◆ RECORDS FOR THIS TASK ◆
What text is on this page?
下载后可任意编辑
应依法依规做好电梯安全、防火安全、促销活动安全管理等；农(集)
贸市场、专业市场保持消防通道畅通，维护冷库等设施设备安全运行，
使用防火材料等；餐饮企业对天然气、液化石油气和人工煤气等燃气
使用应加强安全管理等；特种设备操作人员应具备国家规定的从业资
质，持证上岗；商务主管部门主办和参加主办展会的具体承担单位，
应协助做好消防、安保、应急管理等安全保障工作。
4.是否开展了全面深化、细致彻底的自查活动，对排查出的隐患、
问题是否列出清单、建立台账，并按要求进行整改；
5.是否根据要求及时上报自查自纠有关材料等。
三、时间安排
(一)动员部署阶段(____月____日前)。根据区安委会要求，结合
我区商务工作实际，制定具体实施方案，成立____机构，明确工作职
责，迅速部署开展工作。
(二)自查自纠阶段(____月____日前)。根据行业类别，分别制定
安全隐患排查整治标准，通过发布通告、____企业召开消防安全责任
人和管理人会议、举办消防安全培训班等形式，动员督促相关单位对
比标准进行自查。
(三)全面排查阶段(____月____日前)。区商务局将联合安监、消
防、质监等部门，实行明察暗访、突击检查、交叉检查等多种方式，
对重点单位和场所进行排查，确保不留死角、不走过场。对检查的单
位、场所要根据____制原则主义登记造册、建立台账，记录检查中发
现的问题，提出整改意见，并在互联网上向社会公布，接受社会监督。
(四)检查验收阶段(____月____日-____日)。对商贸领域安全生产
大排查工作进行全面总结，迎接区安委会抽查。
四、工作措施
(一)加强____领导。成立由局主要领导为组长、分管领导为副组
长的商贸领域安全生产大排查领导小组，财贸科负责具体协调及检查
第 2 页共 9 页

◆ TASK DIRECTIONS ◆
Looking at the entries above, state how many lines contain "建立台账"; give the number alone.

◆ RESPONSE ◆
2